• _Exercise prompt_: The records below are made of lines; count those holding the word "Calvani" and give the number only.

(Extracted records)

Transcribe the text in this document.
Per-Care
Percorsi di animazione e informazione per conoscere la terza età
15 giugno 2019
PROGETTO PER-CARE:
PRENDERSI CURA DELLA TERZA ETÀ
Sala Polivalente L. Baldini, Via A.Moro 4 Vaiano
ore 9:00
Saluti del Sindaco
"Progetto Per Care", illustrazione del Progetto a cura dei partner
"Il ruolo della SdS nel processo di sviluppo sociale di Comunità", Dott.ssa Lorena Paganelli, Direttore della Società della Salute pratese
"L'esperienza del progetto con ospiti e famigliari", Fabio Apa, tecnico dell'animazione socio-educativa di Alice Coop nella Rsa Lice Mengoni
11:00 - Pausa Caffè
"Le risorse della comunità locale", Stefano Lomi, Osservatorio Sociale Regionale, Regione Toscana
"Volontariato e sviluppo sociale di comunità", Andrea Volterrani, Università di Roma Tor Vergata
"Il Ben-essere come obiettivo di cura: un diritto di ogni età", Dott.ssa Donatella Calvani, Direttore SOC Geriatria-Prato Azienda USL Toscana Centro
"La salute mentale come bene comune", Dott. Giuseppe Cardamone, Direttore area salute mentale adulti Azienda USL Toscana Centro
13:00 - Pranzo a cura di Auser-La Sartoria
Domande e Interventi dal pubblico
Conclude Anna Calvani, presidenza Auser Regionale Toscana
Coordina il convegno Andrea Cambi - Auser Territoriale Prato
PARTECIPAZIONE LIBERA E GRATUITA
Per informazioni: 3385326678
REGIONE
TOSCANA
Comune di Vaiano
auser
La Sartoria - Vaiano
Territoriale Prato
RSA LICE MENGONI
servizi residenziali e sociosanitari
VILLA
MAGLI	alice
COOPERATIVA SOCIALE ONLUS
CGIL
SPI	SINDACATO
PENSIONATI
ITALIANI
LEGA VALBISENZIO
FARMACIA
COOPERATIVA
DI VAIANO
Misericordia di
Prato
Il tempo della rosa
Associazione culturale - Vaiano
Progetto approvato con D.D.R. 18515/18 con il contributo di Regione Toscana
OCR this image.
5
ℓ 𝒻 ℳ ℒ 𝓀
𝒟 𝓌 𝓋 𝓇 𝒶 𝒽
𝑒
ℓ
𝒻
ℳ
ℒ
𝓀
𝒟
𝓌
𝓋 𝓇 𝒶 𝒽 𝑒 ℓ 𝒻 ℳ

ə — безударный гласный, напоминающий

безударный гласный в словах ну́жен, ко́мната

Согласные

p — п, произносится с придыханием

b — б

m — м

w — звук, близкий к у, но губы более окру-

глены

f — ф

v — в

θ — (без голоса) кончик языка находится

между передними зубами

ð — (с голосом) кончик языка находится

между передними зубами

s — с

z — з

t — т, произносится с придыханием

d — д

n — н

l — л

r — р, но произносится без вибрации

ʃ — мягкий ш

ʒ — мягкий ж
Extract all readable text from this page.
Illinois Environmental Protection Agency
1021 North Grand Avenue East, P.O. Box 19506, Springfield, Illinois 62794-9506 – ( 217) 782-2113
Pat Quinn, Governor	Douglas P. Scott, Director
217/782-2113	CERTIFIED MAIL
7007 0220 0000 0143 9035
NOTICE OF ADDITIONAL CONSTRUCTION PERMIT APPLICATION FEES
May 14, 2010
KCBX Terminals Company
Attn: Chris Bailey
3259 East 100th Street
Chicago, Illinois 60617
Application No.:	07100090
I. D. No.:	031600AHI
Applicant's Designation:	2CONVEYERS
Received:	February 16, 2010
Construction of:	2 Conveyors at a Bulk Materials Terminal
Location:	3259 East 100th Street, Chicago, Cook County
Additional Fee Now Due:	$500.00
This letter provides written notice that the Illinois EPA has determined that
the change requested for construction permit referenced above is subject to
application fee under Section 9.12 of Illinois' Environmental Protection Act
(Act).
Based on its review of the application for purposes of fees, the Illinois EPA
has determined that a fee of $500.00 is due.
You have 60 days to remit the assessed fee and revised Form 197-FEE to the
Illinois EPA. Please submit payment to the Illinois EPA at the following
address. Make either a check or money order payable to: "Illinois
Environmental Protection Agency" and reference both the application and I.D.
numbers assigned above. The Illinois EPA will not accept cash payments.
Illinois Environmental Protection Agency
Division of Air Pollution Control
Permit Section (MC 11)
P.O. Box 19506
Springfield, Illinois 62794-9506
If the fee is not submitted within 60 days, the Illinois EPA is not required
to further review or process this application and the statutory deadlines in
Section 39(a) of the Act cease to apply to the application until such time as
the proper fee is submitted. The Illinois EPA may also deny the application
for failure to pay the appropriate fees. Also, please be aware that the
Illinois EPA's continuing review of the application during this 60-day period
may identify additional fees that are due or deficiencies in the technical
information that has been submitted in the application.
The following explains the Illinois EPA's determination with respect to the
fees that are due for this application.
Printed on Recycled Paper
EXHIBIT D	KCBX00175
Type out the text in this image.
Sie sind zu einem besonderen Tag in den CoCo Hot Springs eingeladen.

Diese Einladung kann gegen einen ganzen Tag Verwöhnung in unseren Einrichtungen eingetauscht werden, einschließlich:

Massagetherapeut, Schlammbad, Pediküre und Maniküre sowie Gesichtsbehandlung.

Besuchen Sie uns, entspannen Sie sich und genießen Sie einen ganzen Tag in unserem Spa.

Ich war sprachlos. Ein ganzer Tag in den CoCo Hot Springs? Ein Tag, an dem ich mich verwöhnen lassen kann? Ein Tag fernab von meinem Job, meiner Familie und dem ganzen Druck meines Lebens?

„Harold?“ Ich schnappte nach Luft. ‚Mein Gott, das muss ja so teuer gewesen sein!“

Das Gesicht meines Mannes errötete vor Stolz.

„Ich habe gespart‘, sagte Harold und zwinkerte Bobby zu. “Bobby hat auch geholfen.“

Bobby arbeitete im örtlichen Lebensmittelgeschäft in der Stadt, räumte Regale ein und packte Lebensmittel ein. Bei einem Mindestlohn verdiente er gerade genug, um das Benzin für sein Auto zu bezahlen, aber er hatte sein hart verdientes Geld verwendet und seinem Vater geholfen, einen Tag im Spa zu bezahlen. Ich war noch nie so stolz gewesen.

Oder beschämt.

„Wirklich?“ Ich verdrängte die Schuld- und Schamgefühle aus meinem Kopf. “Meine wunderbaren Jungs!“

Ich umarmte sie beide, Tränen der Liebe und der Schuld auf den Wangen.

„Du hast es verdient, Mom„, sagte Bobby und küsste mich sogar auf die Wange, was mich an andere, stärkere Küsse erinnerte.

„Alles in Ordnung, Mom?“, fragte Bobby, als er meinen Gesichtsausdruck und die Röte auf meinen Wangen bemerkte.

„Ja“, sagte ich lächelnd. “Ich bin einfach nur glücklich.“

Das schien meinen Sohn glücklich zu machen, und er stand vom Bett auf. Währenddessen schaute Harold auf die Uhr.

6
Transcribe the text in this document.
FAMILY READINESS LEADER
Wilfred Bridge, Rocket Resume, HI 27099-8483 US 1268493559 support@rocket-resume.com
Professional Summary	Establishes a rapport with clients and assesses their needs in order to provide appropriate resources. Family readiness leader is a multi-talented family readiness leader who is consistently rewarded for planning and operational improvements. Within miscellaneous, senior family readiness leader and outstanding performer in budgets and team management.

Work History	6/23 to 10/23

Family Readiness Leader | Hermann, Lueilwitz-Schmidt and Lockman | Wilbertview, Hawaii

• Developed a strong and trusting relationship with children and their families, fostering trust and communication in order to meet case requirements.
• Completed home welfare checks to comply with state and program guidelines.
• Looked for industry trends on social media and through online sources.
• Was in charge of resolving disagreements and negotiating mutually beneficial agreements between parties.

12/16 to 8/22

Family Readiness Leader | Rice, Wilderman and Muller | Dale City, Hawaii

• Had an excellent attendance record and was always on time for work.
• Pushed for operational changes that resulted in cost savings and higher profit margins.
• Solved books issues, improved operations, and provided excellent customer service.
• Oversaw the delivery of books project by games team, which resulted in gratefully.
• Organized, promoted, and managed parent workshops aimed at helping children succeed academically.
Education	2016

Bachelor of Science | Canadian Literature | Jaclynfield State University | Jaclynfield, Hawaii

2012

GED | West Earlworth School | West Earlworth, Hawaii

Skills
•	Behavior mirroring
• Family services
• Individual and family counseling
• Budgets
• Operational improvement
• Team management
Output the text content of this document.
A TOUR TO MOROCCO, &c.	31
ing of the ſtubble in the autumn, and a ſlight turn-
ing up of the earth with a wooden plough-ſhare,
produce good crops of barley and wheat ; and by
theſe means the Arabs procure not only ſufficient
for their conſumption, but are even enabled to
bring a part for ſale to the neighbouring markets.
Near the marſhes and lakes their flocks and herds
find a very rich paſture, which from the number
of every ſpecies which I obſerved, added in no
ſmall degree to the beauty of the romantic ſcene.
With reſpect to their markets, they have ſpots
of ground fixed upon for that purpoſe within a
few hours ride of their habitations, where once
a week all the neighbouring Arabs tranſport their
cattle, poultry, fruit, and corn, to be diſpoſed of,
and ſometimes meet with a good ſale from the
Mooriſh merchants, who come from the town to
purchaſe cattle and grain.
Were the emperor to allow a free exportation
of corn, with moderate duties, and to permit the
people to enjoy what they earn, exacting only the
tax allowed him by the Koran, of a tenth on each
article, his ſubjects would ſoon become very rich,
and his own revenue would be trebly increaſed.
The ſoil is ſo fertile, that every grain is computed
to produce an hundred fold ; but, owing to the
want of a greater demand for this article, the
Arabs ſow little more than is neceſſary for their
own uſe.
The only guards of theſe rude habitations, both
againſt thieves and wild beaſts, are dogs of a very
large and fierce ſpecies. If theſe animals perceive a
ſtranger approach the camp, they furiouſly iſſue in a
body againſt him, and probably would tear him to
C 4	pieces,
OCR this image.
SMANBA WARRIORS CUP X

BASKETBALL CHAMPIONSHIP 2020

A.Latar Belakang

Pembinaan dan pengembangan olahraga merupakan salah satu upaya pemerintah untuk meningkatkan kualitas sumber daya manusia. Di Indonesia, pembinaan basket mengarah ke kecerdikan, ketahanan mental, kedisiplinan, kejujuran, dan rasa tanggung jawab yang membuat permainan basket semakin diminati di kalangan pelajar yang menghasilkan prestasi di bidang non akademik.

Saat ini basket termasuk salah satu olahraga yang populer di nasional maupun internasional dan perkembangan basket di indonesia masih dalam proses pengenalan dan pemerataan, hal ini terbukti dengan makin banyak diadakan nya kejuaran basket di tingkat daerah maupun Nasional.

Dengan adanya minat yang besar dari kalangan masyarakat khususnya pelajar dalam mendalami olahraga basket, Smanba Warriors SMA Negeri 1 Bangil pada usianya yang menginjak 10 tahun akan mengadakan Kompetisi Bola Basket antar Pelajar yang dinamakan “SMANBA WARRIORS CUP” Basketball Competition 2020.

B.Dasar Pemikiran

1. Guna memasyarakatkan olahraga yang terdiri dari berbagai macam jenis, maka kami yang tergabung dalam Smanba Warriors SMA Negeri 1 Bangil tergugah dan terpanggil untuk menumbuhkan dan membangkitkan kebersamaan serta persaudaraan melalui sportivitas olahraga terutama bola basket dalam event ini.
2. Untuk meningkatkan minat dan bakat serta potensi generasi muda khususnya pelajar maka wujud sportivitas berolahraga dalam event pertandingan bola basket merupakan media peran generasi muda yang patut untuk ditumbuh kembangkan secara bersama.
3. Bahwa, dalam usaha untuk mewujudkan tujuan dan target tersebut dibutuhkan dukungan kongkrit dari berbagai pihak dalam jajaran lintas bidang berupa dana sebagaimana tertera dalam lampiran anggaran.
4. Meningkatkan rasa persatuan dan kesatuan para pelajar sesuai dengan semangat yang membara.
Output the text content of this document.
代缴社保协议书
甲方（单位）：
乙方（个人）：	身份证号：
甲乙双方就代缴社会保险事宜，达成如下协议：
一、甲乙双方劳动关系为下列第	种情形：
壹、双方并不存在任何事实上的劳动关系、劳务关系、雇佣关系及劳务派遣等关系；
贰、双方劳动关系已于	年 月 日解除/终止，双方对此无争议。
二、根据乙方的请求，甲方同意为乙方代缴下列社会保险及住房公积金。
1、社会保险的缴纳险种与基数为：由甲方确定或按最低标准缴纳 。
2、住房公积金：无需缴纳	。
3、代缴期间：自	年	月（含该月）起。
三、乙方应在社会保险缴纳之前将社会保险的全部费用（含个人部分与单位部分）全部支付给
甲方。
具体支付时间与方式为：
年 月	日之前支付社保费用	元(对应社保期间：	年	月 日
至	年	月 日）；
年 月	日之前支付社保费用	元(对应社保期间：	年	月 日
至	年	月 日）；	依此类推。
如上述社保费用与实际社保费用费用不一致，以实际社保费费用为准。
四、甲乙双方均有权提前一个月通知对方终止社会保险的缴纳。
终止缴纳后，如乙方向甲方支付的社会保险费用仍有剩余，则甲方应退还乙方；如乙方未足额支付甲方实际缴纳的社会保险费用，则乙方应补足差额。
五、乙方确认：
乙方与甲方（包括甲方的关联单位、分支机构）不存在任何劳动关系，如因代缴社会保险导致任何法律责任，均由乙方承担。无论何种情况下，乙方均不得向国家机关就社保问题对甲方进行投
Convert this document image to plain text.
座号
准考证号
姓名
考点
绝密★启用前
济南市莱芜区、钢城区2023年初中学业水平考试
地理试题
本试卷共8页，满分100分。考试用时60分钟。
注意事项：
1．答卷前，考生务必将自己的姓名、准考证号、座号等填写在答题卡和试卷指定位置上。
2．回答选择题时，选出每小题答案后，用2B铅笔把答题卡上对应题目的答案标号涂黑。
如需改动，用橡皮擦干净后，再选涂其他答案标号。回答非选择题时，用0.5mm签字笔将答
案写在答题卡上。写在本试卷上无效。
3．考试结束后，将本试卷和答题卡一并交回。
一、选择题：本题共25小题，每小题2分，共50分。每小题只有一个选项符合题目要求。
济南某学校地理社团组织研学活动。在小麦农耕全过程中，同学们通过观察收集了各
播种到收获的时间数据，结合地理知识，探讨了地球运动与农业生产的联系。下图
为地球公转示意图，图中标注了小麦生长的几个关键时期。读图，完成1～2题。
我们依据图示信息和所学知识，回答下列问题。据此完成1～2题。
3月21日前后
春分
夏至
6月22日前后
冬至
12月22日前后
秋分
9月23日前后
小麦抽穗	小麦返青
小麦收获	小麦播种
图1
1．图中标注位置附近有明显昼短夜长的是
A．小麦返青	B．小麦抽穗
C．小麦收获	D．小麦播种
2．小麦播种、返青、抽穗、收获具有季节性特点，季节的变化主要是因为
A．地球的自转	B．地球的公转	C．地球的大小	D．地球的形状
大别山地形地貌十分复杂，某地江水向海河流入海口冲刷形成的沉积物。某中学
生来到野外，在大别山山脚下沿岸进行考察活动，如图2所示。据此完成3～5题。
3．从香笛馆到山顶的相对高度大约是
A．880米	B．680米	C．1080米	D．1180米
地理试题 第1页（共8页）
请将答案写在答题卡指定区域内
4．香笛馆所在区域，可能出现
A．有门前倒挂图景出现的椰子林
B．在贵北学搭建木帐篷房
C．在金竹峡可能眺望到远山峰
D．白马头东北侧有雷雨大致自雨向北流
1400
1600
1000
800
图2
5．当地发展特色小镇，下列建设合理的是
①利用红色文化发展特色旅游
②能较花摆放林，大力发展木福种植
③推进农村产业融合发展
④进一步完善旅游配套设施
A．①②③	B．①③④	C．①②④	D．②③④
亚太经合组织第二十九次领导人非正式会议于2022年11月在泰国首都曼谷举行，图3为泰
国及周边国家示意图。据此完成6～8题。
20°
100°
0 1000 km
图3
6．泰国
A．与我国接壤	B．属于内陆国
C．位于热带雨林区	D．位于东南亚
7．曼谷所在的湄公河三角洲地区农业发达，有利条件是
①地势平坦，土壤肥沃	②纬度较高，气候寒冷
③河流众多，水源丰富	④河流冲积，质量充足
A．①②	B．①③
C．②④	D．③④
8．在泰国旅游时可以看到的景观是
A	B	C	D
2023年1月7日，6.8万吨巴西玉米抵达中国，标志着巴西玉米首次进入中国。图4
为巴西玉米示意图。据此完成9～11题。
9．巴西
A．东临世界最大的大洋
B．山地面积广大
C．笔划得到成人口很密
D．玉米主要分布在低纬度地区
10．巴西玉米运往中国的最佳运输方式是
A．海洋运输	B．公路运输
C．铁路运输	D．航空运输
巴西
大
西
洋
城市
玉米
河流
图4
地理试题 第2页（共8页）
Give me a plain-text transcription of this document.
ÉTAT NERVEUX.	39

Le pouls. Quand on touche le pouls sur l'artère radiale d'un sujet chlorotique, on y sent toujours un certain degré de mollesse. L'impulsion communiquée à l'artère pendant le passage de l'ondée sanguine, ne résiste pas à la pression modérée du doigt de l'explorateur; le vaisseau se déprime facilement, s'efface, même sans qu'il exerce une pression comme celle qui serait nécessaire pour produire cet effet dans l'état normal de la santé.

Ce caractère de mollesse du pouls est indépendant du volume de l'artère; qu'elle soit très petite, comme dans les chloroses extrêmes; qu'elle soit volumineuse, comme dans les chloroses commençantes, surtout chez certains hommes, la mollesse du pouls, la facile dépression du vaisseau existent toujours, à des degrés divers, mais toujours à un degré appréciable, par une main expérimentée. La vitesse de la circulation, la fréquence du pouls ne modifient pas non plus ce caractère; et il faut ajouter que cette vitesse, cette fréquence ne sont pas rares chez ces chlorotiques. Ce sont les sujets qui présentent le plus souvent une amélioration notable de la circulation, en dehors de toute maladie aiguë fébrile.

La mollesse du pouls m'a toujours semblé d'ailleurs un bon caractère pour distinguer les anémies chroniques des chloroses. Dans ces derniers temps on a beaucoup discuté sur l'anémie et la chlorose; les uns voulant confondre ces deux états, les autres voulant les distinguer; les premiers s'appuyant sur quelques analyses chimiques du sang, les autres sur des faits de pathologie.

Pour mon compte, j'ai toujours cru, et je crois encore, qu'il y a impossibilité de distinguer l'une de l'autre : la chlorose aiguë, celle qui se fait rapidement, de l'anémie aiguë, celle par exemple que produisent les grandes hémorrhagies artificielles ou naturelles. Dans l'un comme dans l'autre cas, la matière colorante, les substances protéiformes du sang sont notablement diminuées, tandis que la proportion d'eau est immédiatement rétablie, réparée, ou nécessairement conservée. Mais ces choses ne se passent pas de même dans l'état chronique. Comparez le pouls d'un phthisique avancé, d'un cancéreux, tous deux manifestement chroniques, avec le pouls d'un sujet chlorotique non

• _Result of this exercise_: 2